* WHAT THE TASK REQUIRES *
Collect the lines of the entries where "grid" shows up.

* RECORDS SUPPLIED *
= = =
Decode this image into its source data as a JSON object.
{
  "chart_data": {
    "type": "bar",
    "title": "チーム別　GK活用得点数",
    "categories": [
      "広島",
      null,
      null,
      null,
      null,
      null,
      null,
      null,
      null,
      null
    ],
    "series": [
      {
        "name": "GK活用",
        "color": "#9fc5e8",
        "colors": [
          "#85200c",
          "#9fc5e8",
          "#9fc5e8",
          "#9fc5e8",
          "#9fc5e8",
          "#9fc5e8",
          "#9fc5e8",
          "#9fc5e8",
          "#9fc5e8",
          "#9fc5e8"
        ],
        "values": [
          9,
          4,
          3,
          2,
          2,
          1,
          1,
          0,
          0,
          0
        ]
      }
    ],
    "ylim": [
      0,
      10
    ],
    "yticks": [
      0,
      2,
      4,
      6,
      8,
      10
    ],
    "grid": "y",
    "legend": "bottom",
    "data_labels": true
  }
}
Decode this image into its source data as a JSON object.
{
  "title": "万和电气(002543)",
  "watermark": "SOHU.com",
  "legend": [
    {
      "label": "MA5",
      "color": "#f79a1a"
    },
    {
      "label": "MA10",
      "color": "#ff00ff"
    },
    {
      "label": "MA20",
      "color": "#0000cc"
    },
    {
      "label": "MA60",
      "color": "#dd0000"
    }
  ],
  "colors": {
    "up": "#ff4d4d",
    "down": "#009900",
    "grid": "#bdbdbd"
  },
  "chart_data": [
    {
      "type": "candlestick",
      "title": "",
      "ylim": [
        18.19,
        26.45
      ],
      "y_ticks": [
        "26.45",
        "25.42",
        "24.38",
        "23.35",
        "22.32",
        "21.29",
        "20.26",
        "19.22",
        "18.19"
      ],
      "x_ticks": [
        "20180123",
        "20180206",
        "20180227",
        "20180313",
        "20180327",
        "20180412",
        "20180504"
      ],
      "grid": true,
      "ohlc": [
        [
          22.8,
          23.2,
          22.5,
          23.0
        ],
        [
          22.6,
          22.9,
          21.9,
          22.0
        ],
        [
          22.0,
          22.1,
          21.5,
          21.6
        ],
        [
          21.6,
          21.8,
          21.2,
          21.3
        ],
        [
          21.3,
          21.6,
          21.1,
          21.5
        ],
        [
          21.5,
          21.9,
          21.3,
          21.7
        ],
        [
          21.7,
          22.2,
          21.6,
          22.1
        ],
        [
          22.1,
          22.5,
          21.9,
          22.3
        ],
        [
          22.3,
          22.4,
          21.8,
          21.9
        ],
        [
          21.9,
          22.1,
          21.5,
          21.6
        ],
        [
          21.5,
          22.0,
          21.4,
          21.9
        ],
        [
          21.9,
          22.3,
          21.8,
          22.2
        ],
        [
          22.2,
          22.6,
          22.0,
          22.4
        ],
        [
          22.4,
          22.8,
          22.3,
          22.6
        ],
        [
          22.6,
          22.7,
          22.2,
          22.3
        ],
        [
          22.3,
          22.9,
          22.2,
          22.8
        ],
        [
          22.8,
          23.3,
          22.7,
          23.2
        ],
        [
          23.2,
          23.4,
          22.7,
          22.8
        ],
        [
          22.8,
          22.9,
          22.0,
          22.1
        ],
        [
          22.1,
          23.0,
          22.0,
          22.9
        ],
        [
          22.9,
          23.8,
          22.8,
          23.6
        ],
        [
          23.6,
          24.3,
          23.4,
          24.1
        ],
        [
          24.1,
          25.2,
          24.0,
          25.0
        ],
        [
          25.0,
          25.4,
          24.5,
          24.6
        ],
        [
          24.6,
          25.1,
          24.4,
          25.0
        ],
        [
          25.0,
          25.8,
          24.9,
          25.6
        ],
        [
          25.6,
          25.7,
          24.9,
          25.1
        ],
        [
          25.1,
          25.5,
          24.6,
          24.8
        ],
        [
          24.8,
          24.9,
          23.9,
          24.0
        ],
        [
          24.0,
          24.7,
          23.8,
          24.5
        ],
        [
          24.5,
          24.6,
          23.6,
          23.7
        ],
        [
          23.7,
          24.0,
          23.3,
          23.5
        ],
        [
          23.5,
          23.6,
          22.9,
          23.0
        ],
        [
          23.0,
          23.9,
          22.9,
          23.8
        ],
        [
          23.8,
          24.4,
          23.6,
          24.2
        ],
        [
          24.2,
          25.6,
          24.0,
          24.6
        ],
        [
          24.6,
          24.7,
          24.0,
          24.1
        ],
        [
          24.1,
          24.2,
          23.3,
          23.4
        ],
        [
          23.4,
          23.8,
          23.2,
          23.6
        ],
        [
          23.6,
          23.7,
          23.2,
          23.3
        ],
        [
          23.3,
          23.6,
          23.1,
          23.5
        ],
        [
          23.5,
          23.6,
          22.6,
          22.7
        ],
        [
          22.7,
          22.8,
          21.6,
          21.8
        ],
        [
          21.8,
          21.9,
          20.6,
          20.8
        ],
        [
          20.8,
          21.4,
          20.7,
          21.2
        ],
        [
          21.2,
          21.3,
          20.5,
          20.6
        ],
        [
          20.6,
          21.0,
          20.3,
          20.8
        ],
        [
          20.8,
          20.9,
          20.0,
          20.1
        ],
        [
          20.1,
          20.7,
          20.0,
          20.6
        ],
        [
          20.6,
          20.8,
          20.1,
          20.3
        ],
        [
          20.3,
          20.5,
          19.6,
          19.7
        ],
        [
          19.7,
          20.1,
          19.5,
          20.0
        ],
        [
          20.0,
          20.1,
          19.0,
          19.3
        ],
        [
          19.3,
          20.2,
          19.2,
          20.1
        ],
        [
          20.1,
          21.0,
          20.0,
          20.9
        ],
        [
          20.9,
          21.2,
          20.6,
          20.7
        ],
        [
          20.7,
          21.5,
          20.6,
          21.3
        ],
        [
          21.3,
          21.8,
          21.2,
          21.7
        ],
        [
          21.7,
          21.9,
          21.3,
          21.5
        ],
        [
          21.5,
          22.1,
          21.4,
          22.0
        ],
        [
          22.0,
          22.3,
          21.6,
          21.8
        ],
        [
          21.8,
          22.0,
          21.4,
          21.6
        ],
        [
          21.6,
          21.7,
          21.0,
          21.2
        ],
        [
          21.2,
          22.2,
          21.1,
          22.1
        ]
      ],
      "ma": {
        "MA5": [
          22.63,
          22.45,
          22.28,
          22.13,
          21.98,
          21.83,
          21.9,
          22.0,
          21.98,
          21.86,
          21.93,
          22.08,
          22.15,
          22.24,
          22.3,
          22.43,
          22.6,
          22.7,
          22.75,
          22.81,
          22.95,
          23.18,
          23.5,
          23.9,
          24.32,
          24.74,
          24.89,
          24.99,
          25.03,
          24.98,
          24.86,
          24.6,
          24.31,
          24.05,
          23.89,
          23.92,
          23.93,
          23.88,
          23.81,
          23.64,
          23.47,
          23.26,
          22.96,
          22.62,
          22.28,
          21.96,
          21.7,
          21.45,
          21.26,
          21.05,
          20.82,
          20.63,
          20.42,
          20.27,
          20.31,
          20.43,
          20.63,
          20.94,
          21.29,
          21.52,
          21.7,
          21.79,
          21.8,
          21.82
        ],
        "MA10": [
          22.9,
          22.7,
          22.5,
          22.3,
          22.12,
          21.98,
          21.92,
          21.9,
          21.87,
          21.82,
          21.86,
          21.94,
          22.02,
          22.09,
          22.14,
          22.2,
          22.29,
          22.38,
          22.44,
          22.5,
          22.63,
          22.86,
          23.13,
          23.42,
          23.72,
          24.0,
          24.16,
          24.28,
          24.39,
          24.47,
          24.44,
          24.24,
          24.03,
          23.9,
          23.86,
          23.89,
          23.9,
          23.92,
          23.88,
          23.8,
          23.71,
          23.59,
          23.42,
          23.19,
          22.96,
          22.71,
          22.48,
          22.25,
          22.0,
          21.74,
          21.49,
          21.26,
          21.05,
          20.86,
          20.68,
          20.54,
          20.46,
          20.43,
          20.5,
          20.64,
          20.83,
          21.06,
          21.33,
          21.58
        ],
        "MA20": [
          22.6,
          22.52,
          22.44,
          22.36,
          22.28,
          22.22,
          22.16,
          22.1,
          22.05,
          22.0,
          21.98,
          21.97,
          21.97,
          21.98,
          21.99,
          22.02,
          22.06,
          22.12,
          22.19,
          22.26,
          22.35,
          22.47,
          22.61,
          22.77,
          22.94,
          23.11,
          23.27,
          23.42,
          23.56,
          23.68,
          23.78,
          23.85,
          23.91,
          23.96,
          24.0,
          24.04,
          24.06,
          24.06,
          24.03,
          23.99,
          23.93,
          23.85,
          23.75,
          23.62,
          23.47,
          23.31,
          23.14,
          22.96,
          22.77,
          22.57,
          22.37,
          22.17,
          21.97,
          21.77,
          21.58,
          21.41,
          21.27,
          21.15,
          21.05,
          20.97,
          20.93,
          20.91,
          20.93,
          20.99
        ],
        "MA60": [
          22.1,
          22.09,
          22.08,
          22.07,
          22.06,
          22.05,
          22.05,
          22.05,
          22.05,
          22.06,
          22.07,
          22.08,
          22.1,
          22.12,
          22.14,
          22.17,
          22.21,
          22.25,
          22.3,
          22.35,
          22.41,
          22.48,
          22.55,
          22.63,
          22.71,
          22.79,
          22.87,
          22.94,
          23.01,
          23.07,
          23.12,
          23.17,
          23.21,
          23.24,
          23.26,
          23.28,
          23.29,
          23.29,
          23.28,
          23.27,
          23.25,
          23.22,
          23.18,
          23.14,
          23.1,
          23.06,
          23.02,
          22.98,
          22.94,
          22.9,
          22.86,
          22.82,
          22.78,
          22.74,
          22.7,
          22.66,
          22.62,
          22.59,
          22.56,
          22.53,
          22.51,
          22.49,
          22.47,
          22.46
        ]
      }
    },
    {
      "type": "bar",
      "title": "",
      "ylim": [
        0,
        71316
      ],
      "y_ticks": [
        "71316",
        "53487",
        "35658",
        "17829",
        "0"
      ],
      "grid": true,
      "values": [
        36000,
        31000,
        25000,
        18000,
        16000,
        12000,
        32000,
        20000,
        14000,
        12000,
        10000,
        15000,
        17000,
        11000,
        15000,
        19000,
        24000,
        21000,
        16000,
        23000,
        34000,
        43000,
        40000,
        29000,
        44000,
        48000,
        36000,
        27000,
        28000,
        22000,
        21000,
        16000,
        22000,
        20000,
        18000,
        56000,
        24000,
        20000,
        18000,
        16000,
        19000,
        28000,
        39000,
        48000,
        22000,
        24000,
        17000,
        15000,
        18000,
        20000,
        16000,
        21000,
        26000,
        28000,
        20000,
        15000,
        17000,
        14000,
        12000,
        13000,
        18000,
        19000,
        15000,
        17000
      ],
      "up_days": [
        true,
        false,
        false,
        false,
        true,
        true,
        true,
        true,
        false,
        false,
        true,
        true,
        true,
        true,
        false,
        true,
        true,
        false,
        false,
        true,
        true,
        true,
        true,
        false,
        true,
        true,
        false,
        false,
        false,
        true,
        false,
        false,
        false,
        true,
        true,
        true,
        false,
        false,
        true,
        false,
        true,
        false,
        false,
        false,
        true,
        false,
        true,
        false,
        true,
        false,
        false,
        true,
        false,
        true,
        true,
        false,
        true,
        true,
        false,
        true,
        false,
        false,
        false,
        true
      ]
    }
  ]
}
= = =
* SOLUTION FOR THIS PROBLEM *
    "grid": "y",
    "grid": "#bdbdbd"
      "grid": true,
      "grid": true,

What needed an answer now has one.